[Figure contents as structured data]
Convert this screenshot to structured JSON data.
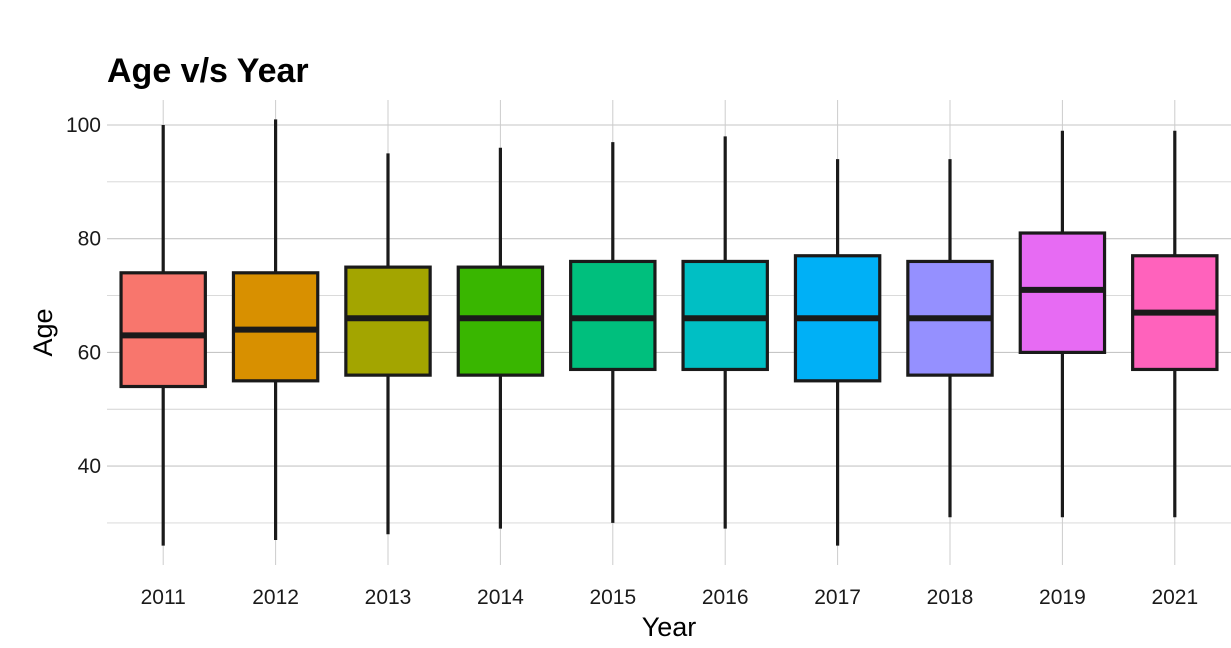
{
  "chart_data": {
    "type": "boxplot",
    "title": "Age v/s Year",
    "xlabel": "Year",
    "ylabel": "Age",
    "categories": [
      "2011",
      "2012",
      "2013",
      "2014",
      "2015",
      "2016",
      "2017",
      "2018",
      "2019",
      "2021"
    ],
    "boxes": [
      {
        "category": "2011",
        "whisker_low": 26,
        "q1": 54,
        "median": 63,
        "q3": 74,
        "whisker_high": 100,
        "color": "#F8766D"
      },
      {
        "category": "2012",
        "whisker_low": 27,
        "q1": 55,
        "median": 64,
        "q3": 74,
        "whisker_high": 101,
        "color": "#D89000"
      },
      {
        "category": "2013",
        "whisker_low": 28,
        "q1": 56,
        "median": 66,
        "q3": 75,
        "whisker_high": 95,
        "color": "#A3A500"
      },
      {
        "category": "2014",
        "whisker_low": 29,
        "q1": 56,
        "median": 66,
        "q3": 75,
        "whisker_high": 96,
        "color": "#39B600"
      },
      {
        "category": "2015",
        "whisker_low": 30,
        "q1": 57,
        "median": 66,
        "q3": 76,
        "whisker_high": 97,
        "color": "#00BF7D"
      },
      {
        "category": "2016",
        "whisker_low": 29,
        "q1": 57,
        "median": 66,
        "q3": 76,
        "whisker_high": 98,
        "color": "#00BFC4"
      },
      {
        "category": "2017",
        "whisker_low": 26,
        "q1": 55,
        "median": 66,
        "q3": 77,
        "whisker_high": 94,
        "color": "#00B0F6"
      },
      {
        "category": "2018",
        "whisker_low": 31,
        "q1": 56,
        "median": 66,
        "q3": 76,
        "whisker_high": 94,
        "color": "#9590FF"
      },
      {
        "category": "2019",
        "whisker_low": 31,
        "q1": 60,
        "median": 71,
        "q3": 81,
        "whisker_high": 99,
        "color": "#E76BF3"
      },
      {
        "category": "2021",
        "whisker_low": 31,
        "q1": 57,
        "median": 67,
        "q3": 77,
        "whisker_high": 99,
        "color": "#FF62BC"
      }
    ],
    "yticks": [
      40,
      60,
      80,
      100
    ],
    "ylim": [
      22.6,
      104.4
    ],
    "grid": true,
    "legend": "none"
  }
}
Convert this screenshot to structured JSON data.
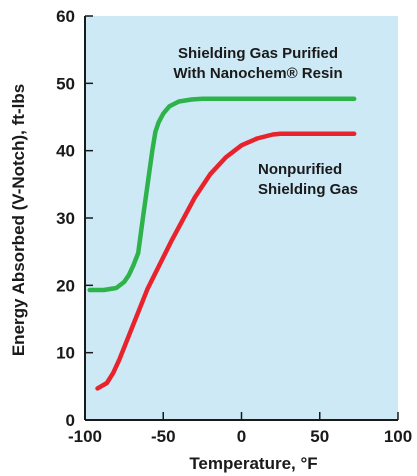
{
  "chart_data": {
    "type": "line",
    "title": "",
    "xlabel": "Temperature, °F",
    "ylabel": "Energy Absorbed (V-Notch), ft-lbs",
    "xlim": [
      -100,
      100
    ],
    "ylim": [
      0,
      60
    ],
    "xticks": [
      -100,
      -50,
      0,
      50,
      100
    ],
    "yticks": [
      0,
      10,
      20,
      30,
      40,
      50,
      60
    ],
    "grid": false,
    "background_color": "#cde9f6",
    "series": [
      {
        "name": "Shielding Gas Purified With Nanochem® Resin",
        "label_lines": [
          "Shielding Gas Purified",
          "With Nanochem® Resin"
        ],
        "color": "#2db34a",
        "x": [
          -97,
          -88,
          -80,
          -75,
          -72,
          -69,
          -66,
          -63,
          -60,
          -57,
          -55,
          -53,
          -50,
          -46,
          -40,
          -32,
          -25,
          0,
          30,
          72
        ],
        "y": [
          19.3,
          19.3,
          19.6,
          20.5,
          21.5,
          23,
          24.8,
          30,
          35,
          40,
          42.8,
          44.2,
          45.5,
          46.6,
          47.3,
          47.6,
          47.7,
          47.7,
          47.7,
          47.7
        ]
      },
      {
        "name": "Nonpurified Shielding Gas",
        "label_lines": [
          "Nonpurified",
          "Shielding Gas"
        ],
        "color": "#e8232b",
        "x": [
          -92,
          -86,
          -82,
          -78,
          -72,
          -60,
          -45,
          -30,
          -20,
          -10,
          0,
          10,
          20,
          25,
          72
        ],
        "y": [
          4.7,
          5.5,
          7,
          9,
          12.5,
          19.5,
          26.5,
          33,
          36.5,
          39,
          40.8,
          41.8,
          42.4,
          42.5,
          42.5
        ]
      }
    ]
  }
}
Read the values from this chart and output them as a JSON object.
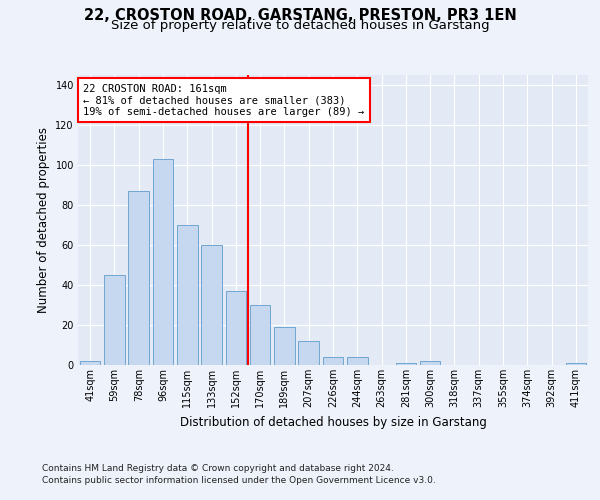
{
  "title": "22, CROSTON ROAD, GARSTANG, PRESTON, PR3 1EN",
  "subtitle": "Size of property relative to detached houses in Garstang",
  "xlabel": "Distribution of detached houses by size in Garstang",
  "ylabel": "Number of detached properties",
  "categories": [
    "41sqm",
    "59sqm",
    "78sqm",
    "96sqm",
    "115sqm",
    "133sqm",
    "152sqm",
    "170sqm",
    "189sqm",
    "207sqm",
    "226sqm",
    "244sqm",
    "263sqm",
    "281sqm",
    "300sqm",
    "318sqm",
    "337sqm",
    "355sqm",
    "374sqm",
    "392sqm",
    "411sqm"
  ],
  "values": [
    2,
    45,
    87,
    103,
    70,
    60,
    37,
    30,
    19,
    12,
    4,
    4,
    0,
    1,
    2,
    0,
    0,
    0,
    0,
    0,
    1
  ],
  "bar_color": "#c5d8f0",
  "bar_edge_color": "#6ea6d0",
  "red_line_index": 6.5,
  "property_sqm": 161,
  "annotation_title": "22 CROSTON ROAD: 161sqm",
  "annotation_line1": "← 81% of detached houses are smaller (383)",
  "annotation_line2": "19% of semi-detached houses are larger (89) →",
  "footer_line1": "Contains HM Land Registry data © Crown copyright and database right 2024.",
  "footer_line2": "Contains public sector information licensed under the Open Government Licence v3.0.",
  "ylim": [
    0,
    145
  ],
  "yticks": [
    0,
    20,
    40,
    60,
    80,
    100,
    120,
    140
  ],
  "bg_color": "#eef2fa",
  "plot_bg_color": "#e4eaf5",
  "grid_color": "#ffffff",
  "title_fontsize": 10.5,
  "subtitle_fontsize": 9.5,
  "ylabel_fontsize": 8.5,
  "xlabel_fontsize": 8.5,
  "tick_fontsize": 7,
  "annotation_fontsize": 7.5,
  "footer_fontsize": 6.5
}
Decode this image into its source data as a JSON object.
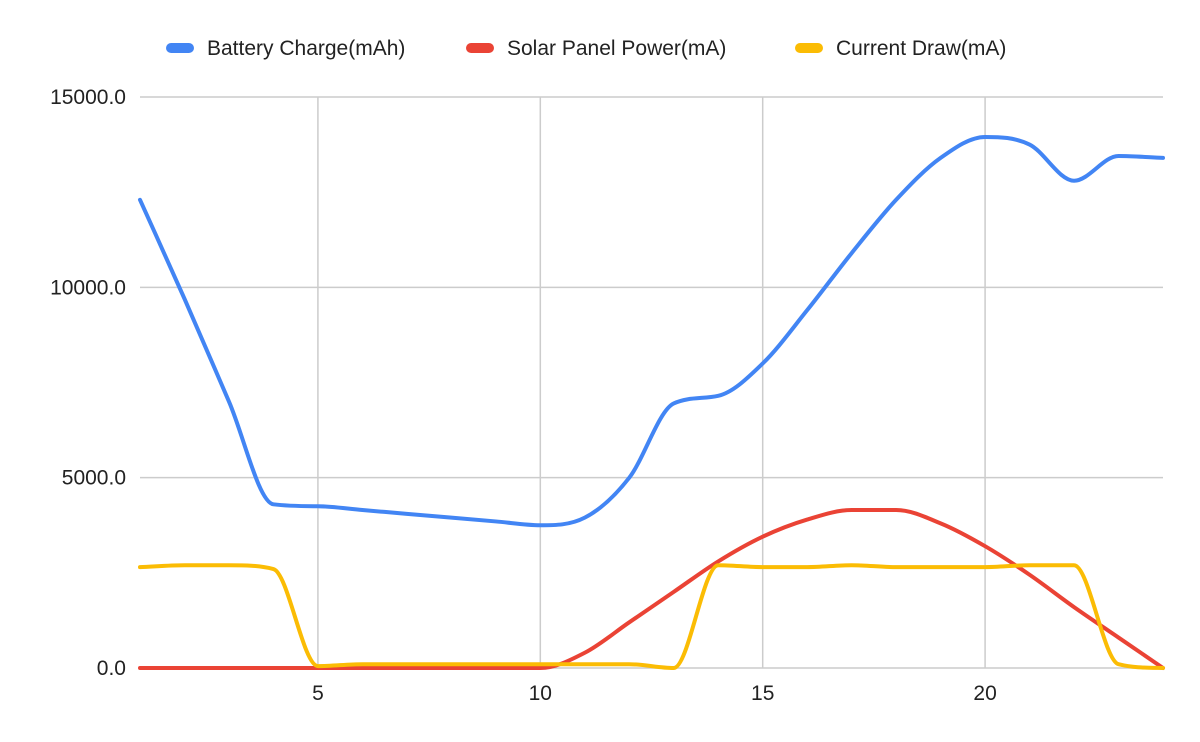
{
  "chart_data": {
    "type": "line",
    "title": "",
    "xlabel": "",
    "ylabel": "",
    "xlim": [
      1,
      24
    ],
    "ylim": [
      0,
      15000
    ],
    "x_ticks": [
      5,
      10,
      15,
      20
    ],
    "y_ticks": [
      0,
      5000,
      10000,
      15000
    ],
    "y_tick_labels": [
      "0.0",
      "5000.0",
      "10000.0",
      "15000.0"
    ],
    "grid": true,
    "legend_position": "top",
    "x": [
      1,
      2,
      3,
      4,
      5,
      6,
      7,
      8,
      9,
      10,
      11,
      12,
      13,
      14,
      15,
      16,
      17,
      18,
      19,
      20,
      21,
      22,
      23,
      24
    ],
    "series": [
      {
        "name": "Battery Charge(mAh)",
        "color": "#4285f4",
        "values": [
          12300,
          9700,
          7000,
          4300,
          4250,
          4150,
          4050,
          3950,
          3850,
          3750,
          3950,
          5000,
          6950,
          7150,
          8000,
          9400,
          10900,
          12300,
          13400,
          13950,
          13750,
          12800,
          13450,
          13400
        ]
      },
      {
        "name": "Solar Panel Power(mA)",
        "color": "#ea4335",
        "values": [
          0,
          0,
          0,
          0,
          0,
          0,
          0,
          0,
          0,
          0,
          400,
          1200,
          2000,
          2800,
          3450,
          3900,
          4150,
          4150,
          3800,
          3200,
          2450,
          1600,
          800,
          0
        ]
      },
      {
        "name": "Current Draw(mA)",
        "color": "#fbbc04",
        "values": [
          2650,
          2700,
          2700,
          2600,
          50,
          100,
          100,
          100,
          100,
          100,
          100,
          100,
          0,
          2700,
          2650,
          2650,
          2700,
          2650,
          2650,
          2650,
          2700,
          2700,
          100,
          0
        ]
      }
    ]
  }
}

◆ Directions for this task:
In the listing above, find each line with the word "JSON" and copy it.

◆ Task response:
Convert this screenshot to structured JSON data.
Convert this screenshot to structured JSON data.
Read the values from this chart and output them as a JSON object.
Decode this image into its source data as a JSON object.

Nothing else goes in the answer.